| PROBLEM DETAILS |
How many of the lines contain the string "заявителя"? Give the number, with no other words.

--- BEGIN RECORDS SHOWN ---

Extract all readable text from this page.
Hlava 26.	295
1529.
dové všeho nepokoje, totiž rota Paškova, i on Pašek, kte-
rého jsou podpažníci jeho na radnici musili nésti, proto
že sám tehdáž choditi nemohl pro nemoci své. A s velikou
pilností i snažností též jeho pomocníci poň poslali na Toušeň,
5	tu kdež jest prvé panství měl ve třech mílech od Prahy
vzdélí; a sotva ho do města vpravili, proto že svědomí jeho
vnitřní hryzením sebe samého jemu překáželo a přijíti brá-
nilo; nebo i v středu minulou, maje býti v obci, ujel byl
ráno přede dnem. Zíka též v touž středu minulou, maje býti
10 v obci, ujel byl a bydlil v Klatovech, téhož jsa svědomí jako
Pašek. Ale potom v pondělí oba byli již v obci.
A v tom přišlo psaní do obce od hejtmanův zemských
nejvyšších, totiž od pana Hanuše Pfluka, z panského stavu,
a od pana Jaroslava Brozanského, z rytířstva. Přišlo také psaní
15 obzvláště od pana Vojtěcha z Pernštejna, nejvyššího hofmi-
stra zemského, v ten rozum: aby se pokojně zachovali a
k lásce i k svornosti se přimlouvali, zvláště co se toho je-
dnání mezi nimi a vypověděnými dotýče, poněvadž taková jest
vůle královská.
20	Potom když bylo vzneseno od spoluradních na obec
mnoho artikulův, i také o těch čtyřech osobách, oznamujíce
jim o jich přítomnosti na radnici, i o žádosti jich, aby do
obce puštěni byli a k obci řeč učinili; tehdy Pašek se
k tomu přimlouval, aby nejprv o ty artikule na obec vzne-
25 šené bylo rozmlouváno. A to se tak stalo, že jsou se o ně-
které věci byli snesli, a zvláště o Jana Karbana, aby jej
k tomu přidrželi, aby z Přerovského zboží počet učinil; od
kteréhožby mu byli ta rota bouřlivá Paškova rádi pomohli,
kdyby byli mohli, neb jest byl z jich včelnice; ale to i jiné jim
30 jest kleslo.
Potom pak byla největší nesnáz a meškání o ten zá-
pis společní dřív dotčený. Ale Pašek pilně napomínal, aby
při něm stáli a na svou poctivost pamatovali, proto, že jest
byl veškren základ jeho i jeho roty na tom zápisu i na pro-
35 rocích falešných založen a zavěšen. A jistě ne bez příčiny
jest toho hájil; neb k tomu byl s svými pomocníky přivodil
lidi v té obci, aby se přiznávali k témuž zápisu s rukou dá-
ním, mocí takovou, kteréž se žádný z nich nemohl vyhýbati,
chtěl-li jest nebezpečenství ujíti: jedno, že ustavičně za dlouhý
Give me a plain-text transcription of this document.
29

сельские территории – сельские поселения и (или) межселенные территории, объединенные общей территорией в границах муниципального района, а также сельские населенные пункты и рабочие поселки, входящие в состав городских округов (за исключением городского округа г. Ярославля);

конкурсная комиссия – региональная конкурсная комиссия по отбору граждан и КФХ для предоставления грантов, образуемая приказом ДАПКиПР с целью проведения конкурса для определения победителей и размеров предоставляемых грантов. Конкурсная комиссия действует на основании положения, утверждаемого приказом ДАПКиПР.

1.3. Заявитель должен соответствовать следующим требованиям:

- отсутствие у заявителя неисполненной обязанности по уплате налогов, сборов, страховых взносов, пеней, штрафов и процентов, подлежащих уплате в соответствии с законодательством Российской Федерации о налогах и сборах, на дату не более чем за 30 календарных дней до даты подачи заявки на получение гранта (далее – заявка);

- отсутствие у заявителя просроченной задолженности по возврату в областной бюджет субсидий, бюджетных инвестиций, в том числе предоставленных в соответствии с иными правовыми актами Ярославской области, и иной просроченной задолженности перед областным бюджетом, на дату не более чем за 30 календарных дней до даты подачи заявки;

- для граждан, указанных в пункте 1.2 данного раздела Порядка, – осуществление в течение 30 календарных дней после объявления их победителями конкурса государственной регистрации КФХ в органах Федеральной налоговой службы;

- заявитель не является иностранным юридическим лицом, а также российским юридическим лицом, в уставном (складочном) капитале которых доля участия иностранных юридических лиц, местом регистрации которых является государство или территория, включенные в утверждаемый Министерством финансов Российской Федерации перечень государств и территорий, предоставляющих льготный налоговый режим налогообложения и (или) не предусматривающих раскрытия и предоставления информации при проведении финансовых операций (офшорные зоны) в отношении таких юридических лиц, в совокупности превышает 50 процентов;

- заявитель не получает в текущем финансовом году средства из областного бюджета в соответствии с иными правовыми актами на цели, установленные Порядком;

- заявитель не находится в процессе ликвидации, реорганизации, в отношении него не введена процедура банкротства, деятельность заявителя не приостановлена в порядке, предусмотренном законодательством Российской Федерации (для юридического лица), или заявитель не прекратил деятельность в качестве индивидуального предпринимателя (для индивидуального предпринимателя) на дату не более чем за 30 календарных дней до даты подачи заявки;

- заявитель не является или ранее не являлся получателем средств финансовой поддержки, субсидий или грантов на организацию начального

--- END RECORDS SHOWN ---

| COMPLETE RESPONSE |
3